The input:
┄┄┄┄┄┄┄┄┄┄
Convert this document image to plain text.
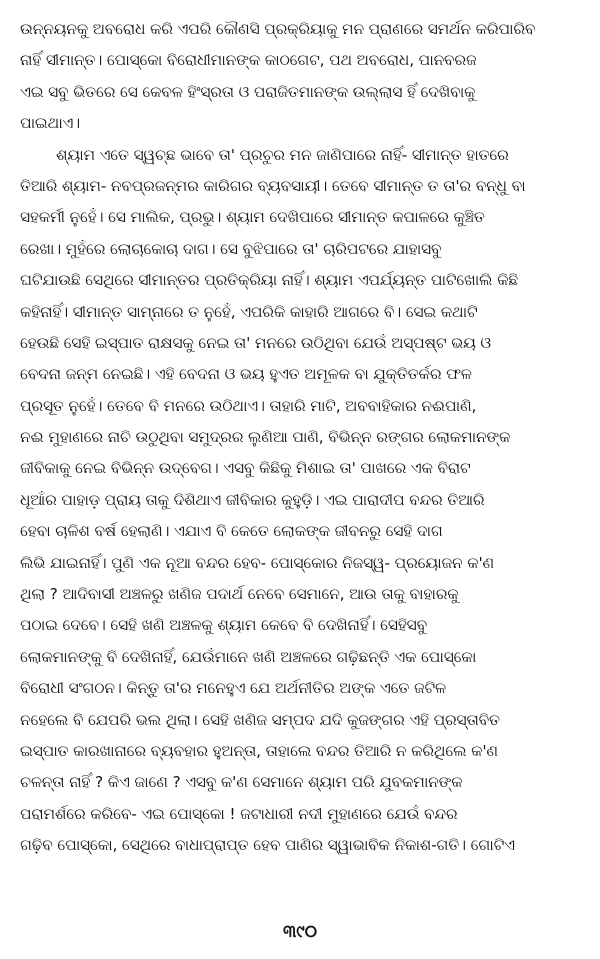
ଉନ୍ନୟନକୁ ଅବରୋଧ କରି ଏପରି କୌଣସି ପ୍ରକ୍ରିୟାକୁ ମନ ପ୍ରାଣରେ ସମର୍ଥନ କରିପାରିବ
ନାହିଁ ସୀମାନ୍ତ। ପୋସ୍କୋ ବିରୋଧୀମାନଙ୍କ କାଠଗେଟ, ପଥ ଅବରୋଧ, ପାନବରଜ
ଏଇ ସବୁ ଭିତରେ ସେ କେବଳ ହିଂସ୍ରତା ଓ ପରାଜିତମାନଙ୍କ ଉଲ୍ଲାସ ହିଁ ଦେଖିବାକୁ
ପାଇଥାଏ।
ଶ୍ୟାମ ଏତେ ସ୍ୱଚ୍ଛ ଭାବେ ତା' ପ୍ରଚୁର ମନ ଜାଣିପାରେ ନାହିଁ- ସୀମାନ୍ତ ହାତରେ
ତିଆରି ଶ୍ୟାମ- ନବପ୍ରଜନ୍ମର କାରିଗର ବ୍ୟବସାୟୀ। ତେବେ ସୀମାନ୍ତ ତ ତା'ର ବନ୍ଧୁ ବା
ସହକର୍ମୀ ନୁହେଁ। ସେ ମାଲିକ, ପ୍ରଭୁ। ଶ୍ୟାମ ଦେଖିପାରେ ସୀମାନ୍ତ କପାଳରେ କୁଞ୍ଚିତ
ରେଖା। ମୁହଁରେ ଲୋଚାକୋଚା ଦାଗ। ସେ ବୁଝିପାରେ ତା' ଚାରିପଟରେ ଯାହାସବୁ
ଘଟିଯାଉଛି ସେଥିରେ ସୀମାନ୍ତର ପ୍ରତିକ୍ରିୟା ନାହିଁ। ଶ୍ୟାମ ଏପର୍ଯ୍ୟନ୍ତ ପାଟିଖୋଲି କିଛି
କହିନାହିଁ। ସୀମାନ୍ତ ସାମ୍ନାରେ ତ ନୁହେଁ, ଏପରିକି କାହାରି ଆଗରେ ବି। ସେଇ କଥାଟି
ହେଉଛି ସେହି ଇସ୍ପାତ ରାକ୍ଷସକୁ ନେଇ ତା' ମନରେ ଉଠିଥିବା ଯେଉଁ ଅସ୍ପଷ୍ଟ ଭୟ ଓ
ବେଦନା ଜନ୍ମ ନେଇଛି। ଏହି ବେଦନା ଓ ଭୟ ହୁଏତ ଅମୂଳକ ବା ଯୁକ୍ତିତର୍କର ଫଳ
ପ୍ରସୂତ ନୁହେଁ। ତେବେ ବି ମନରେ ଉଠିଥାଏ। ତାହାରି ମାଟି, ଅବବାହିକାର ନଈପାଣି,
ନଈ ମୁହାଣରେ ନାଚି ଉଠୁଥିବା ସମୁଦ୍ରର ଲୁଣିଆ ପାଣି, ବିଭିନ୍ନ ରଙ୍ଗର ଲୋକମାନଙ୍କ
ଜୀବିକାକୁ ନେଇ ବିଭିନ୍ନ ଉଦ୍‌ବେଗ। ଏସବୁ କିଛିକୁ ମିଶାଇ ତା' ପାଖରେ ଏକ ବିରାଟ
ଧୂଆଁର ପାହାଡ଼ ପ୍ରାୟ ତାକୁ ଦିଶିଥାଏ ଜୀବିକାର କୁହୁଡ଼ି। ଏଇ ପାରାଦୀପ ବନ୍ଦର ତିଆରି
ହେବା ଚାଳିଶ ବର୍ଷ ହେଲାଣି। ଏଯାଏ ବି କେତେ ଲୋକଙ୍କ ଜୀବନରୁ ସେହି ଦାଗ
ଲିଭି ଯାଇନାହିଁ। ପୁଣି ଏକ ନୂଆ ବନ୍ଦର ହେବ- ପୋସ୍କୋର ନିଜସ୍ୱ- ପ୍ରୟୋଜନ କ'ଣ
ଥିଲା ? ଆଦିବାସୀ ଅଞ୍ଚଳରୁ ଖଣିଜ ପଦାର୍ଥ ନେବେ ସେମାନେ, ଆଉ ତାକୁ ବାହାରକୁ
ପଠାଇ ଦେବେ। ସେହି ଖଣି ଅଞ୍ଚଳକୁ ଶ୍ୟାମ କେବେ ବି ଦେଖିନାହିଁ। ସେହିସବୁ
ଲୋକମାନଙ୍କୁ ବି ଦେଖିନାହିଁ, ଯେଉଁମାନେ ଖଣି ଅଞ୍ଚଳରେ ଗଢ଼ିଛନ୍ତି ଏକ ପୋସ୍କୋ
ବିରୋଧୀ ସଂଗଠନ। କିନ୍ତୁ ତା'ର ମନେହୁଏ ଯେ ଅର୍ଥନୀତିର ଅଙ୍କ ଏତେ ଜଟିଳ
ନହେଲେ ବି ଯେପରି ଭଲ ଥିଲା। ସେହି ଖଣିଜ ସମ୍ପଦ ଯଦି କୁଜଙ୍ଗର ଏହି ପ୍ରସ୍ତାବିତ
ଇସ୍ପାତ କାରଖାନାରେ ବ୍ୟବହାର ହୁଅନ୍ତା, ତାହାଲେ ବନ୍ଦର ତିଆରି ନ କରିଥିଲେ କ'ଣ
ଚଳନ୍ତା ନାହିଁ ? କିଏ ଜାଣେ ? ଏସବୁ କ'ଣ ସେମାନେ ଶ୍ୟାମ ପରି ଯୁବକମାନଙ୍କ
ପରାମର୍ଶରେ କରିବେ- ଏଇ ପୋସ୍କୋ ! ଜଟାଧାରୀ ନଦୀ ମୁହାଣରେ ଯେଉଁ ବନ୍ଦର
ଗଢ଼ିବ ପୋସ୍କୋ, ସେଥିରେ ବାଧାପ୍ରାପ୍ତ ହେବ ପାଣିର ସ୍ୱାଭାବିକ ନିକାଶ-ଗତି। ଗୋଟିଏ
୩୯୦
┄┄┄┄┄┄┄┄┄┄
Written instruction:
The records above need to be given again exactly. Omit the pictures.

Problem solution:
Convert this document image to plain text.
ଉନ୍ନୟନକୁ ଅବରୋଧ କରି ଏପରି କୌଣସି ପ୍ରକ୍ରିୟାକୁ ମନ ପ୍ରାଣରେ ସମର୍ଥନ କରିପାରିବ
ନାହିଁ ସୀମାନ୍ତ। ପୋସ୍କୋ ବିରୋଧୀମାନଙ୍କ କାଠଗେଟ, ପଥ ଅବରୋଧ, ପାନବରଜ
ଏଇ ସବୁ ଭିତରେ ସେ କେବଳ ହିଂସ୍ରତା ଓ ପରାଜିତମାନଙ୍କ ଉଲ୍ଲାସ ହିଁ ଦେଖିବାକୁ
ପାଇଥାଏ।
ଶ୍ୟାମ ଏତେ ସ୍ୱଚ୍ଛ ଭାବେ ତା' ପ୍ରଚୁର ମନ ଜାଣିପାରେ ନାହିଁ- ସୀମାନ୍ତ ହାତରେ
ତିଆରି ଶ୍ୟାମ- ନବପ୍ରଜନ୍ମର କାରିଗର ବ୍ୟବସାୟୀ। ତେବେ ସୀମାନ୍ତ ତ ତା'ର ବନ୍ଧୁ ବା
ସହକର୍ମୀ ନୁହେଁ। ସେ ମାଲିକ, ପ୍ରଭୁ। ଶ୍ୟାମ ଦେଖିପାରେ ସୀମାନ୍ତ କପାଳରେ କୁଞ୍ଚିତ
ରେଖା। ମୁହଁରେ ଲୋଚାକୋଚା ଦାଗ। ସେ ବୁଝିପାରେ ତା' ଚାରିପଟରେ ଯାହାସବୁ
ଘଟିଯାଉଛି ସେଥିରେ ସୀମାନ୍ତର ପ୍ରତିକ୍ରିୟା ନାହିଁ। ଶ୍ୟାମ ଏପର୍ଯ୍ୟନ୍ତ ପାଟିଖୋଲି କିଛି
କହିନାହିଁ। ସୀମାନ୍ତ ସାମ୍ନାରେ ତ ନୁହେଁ, ଏପରିକି କାହାରି ଆଗରେ ବି। ସେଇ କଥାଟି
ହେଉଛି ସେହି ଇସ୍ପାତ ରାକ୍ଷସକୁ ନେଇ ତା' ମନରେ ଉଠିଥିବା ଯେଉଁ ଅସ୍ପଷ୍ଟ ଭୟ ଓ
ବେଦନା ଜନ୍ମ ନେଇଛି। ଏହି ବେଦନା ଓ ଭୟ ହୁଏତ ଅମୂଳକ ବା ଯୁକ୍ତିତର୍କର ଫଳ
ପ୍ରସୂତ ନୁହେଁ। ତେବେ ବି ମନରେ ଉଠିଥାଏ। ତାହାରି ମାଟି, ଅବବାହିକାର ନଈପାଣି,
ନଈ ମୁହାଣରେ ନାଚି ଉଠୁଥିବା ସମୁଦ୍ରର ଲୁଣିଆ ପାଣି, ବିଭିନ୍ନ ରଙ୍ଗର ଲୋକମାନଙ୍କ
ଜୀବିକାକୁ ନେଇ ବିଭିନ୍ନ ଉଦ୍‌ବେଗ। ଏସବୁ କିଛିକୁ ମିଶାଇ ତା' ପାଖରେ ଏକ ବିରାଟ
ଧୂଆଁର ପାହାଡ଼ ପ୍ରାୟ ତାକୁ ଦିଶିଥାଏ ଜୀବିକାର କୁହୁଡ଼ି। ଏଇ ପାରାଦୀପ ବନ୍ଦର ତିଆରି
ହେବା ଚାଳିଶ ବର୍ଷ ହେଲାଣି। ଏଯାଏ ବି କେତେ ଲୋକଙ୍କ ଜୀବନରୁ ସେହି ଦାଗ
ଲିଭି ଯାଇନାହିଁ। ପୁଣି ଏକ ନୂଆ ବନ୍ଦର ହେବ- ପୋସ୍କୋର ନିଜସ୍ୱ- ପ୍ରୟୋଜନ କ'ଣ
ଥିଲା ? ଆଦିବାସୀ ଅଞ୍ଚଳରୁ ଖଣିଜ ପଦାର୍ଥ ନେବେ ସେମାନେ, ଆଉ ତାକୁ ବାହାରକୁ
ପଠାଇ ଦେବେ। ସେହି ଖଣି ଅଞ୍ଚଳକୁ ଶ୍ୟାମ କେବେ ବି ଦେଖିନାହିଁ। ସେହିସବୁ
ଲୋକମାନଙ୍କୁ ବି ଦେଖିନାହିଁ, ଯେଉଁମାନେ ଖଣି ଅଞ୍ଚଳରେ ଗଢ଼ିଛନ୍ତି ଏକ ପୋସ୍କୋ
ବିରୋଧୀ ସଂଗଠନ। କିନ୍ତୁ ତା'ର ମନେହୁଏ ଯେ ଅର୍ଥନୀତିର ଅଙ୍କ ଏତେ ଜଟିଳ
ନହେଲେ ବି ଯେପରି ଭଲ ଥିଲା। ସେହି ଖଣିଜ ସମ୍ପଦ ଯଦି କୁଜଙ୍ଗର ଏହି ପ୍ରସ୍ତାବିତ
ଇସ୍ପାତ କାରଖାନାରେ ବ୍ୟବହାର ହୁଅନ୍ତା, ତାହାଲେ ବନ୍ଦର ତିଆରି ନ କରିଥିଲେ କ'ଣ
ଚଳନ୍ତା ନାହିଁ ? କିଏ ଜାଣେ ? ଏସବୁ କ'ଣ ସେମାନେ ଶ୍ୟାମ ପରି ଯୁବକମାନଙ୍କ
ପରାମର୍ଶରେ କରିବେ- ଏଇ ପୋସ୍କୋ ! ଜଟାଧାରୀ ନଦୀ ମୁହାଣରେ ଯେଉଁ ବନ୍ଦର
ଗଢ଼ିବ ପୋସ୍କୋ, ସେଥିରେ ବାଧାପ୍ରାପ୍ତ ହେବ ପାଣିର ସ୍ୱାଭାବିକ ନିକାଶ-ଗତି। ଗୋଟିଏ
୩୯୦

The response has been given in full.